SHORT TASK
Pick out every line holding the string "プラチナ価格" and copy it.
-- START DATA PROVIDED --
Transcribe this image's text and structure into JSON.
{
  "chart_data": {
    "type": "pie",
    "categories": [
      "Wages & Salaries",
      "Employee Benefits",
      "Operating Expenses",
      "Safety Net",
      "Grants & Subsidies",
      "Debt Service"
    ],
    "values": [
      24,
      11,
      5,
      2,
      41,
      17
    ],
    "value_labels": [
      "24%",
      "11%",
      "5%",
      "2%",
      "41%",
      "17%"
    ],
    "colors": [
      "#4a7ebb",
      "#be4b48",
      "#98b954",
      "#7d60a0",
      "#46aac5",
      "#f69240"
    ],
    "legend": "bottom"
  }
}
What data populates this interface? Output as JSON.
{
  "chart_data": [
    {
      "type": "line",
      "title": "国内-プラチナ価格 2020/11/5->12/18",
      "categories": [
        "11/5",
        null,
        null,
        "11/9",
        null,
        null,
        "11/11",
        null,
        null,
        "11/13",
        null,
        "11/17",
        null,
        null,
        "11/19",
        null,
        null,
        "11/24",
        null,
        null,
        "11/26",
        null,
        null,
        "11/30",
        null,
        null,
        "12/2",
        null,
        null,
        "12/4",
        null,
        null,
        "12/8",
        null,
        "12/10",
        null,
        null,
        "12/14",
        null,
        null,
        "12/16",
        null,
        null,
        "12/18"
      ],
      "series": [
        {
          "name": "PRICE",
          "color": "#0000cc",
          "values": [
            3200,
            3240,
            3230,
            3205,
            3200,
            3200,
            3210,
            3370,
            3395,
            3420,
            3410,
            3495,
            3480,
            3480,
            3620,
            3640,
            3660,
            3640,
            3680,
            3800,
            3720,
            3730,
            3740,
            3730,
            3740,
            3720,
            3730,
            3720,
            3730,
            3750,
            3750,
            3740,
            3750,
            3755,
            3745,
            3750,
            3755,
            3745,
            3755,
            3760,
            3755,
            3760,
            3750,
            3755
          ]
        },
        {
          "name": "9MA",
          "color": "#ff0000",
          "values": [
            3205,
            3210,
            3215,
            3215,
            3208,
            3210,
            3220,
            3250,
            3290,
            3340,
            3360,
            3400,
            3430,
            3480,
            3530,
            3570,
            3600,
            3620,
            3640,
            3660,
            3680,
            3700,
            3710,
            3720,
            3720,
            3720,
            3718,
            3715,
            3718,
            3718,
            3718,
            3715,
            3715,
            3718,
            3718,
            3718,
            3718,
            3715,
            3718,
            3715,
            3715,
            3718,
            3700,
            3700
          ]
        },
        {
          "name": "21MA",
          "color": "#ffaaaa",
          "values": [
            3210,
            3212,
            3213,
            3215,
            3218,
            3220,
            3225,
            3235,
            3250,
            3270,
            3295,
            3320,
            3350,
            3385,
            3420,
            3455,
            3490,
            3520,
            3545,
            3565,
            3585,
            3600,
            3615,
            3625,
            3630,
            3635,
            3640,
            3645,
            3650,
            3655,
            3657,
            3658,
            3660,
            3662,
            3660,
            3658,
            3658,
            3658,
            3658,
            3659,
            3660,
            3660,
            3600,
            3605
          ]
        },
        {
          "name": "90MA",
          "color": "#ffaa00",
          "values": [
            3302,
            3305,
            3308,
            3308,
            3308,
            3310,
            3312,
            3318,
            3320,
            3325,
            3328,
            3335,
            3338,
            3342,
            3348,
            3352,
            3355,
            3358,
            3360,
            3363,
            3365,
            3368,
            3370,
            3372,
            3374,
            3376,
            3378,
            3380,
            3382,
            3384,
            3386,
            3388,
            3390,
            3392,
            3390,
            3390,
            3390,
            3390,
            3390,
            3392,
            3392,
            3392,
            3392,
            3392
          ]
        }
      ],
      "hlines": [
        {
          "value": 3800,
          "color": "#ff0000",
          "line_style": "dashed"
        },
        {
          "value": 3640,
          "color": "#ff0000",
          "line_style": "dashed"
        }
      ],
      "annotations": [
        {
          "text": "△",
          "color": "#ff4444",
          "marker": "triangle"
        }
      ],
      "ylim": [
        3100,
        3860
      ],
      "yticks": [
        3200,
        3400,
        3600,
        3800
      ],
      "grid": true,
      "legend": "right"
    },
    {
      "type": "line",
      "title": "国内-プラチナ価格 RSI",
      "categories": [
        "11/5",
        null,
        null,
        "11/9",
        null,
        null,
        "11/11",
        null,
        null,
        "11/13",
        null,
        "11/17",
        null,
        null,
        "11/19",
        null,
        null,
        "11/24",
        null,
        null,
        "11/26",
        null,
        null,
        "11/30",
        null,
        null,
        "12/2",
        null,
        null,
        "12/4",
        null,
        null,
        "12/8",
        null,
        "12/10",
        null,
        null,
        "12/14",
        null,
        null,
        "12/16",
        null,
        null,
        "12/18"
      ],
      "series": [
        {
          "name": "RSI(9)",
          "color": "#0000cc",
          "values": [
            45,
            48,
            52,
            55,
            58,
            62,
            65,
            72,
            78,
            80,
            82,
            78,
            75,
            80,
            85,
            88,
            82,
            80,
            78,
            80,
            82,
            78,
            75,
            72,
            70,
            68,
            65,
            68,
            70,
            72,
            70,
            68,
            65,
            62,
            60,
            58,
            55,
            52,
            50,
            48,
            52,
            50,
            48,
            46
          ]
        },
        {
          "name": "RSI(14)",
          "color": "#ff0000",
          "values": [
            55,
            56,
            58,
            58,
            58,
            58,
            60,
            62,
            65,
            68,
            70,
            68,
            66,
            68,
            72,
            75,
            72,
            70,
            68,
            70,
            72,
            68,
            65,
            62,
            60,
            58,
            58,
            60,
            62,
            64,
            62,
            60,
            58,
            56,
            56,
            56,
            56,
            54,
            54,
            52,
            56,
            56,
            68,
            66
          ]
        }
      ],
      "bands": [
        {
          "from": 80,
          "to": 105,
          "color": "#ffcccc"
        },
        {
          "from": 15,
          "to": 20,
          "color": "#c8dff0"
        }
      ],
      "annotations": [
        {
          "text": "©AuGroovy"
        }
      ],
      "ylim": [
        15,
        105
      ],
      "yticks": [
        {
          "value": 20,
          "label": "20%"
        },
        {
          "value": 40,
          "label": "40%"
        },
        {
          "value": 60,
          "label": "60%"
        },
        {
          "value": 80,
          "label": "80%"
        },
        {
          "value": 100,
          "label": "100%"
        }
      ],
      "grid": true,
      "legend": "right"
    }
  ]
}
-- END DATA PROVIDED --
THE ANSWER
      "title": "国内-プラチナ価格 2020/11/5->12/18",
      "title": "国内-プラチナ価格 RSI",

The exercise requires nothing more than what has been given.